[Exercise prompt]: Please transcribe the data below exactly. Leave the pictures out.

[Data records]:

——————————

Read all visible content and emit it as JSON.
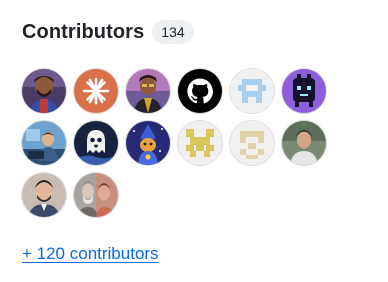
{
  "contributors": {
    "title": "Contributors",
    "count": "134",
    "more_link": "+ 120 contributors",
    "link_color": "#0969da",
    "avatars": [
      {
        "icon": "illustrated-man-avatar",
        "color": "#5a4a72"
      },
      {
        "icon": "orange-asterisk-avatar",
        "color": "#d9704a"
      },
      {
        "icon": "illustrated-man-avatar",
        "color": "#a86fb3"
      },
      {
        "icon": "github-octocat-avatar",
        "color": "#000000"
      },
      {
        "icon": "blue-pixel-identicon-avatar",
        "color": "#a9cfee"
      },
      {
        "icon": "pixel-monster-avatar",
        "color": "#6a3fb8"
      },
      {
        "icon": "illustrated-person-avatar",
        "color": "#4e86b8"
      },
      {
        "icon": "ghost-avatar",
        "color": "#1c2a4a"
      },
      {
        "icon": "wizard-cat-avatar",
        "color": "#2d2f7a"
      },
      {
        "icon": "yellow-pixel-identicon-avatar",
        "color": "#d9c65a"
      },
      {
        "icon": "beige-pixel-identicon-avatar",
        "color": "#e6d6b0"
      },
      {
        "icon": "photo-person-avatar",
        "color": "#6b7b6a"
      },
      {
        "icon": "photo-person-avatar",
        "color": "#b8a8a0"
      },
      {
        "icon": "photo-person-avatar",
        "color": "#c78f80"
      }
    ]
  }
}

——————————

[Answer to the problem]:
Read all visible content and emit it as JSON.
{
  "contributors": {
    "title": "Contributors",
    "count": "134",
    "more_link": "+ 120 contributors",
    "link_color": "#0969da",
    "avatars": [
      {
        "icon": "illustrated-man-avatar",
        "color": "#5a4a72"
      },
      {
        "icon": "orange-asterisk-avatar",
        "color": "#d9704a"
      },
      {
        "icon": "illustrated-man-avatar",
        "color": "#a86fb3"
      },
      {
        "icon": "github-octocat-avatar",
        "color": "#000000"
      },
      {
        "icon": "blue-pixel-identicon-avatar",
        "color": "#a9cfee"
      },
      {
        "icon": "pixel-monster-avatar",
        "color": "#6a3fb8"
      },
      {
        "icon": "illustrated-person-avatar",
        "color": "#4e86b8"
      },
      {
        "icon": "ghost-avatar",
        "color": "#1c2a4a"
      },
      {
        "icon": "wizard-cat-avatar",
        "color": "#2d2f7a"
      },
      {
        "icon": "yellow-pixel-identicon-avatar",
        "color": "#d9c65a"
      },
      {
        "icon": "beige-pixel-identicon-avatar",
        "color": "#e6d6b0"
      },
      {
        "icon": "photo-person-avatar",
        "color": "#6b7b6a"
      },
      {
        "icon": "photo-person-avatar",
        "color": "#b8a8a0"
      },
      {
        "icon": "photo-person-avatar",
        "color": "#c78f80"
      }
    ]
  }
}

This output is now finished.